* **Dataset content**
- - -

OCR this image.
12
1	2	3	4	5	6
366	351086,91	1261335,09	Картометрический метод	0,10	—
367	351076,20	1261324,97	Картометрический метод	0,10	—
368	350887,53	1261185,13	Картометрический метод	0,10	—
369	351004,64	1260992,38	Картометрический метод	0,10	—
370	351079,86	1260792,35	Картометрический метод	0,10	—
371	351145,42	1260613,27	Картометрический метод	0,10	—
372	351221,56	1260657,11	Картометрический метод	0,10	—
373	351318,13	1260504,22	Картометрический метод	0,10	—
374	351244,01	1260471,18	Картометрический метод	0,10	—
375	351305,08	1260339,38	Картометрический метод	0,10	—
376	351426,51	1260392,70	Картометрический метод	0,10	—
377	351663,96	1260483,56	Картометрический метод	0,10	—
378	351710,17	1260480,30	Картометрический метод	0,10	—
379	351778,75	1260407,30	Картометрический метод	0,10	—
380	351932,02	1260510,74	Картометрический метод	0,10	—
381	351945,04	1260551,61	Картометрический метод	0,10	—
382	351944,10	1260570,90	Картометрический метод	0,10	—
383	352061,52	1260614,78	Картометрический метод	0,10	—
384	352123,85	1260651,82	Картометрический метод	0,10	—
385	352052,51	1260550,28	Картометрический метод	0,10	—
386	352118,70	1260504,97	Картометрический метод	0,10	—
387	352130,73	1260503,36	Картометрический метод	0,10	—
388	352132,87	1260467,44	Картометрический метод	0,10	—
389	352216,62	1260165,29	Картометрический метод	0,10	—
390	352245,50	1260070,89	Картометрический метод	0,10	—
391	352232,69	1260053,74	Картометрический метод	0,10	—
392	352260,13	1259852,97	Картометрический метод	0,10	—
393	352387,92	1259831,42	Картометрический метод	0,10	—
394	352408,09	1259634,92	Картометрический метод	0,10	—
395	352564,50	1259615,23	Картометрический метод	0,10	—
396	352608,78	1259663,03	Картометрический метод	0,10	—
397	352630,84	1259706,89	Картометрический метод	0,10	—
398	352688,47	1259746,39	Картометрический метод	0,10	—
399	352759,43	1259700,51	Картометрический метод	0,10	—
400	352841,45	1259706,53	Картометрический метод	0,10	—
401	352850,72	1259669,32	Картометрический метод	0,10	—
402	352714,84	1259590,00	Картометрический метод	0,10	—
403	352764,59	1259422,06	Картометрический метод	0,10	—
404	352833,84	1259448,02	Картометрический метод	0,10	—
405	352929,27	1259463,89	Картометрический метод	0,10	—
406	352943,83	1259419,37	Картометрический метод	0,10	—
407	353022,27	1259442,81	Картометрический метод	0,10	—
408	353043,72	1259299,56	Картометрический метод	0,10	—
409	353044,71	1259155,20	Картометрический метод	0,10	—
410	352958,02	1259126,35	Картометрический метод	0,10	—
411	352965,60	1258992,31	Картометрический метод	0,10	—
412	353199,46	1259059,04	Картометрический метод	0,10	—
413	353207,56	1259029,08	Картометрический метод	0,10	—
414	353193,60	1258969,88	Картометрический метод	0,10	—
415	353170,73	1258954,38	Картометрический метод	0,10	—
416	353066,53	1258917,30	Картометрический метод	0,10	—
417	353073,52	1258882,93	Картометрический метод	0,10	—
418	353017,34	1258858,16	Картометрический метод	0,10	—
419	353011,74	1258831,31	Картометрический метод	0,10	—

- - -

* **Work to do**
Each line of the listing above should be output exactly.

* **Answer for the task**
OCR this image.
12
1	2	3	4	5	6
366	351086,91	1261335,09	Картометрический метод	0,10	—
367	351076,20	1261324,97	Картометрический метод	0,10	—
368	350887,53	1261185,13	Картометрический метод	0,10	—
369	351004,64	1260992,38	Картометрический метод	0,10	—
370	351079,86	1260792,35	Картометрический метод	0,10	—
371	351145,42	1260613,27	Картометрический метод	0,10	—
372	351221,56	1260657,11	Картометрический метод	0,10	—
373	351318,13	1260504,22	Картометрический метод	0,10	—
374	351244,01	1260471,18	Картометрический метод	0,10	—
375	351305,08	1260339,38	Картометрический метод	0,10	—
376	351426,51	1260392,70	Картометрический метод	0,10	—
377	351663,96	1260483,56	Картометрический метод	0,10	—
378	351710,17	1260480,30	Картометрический метод	0,10	—
379	351778,75	1260407,30	Картометрический метод	0,10	—
380	351932,02	1260510,74	Картометрический метод	0,10	—
381	351945,04	1260551,61	Картометрический метод	0,10	—
382	351944,10	1260570,90	Картометрический метод	0,10	—
383	352061,52	1260614,78	Картометрический метод	0,10	—
384	352123,85	1260651,82	Картометрический метод	0,10	—
385	352052,51	1260550,28	Картометрический метод	0,10	—
386	352118,70	1260504,97	Картометрический метод	0,10	—
387	352130,73	1260503,36	Картометрический метод	0,10	—
388	352132,87	1260467,44	Картометрический метод	0,10	—
389	352216,62	1260165,29	Картометрический метод	0,10	—
390	352245,50	1260070,89	Картометрический метод	0,10	—
391	352232,69	1260053,74	Картометрический метод	0,10	—
392	352260,13	1259852,97	Картометрический метод	0,10	—
393	352387,92	1259831,42	Картометрический метод	0,10	—
394	352408,09	1259634,92	Картометрический метод	0,10	—
395	352564,50	1259615,23	Картометрический метод	0,10	—
396	352608,78	1259663,03	Картометрический метод	0,10	—
397	352630,84	1259706,89	Картометрический метод	0,10	—
398	352688,47	1259746,39	Картометрический метод	0,10	—
399	352759,43	1259700,51	Картометрический метод	0,10	—
400	352841,45	1259706,53	Картометрический метод	0,10	—
401	352850,72	1259669,32	Картометрический метод	0,10	—
402	352714,84	1259590,00	Картометрический метод	0,10	—
403	352764,59	1259422,06	Картометрический метод	0,10	—
404	352833,84	1259448,02	Картометрический метод	0,10	—
405	352929,27	1259463,89	Картометрический метод	0,10	—
406	352943,83	1259419,37	Картометрический метод	0,10	—
407	353022,27	1259442,81	Картометрический метод	0,10	—
408	353043,72	1259299,56	Картометрический метод	0,10	—
409	353044,71	1259155,20	Картометрический метод	0,10	—
410	352958,02	1259126,35	Картометрический метод	0,10	—
411	352965,60	1258992,31	Картометрический метод	0,10	—
412	353199,46	1259059,04	Картометрический метод	0,10	—
413	353207,56	1259029,08	Картометрический метод	0,10	—
414	353193,60	1258969,88	Картометрический метод	0,10	—
415	353170,73	1258954,38	Картометрический метод	0,10	—
416	353066,53	1258917,30	Картометрический метод	0,10	—
417	353073,52	1258882,93	Картометрический метод	0,10	—
418	353017,34	1258858,16	Картометрический метод	0,10	—
419	353011,74	1258831,31	Картометрический метод	0,10	—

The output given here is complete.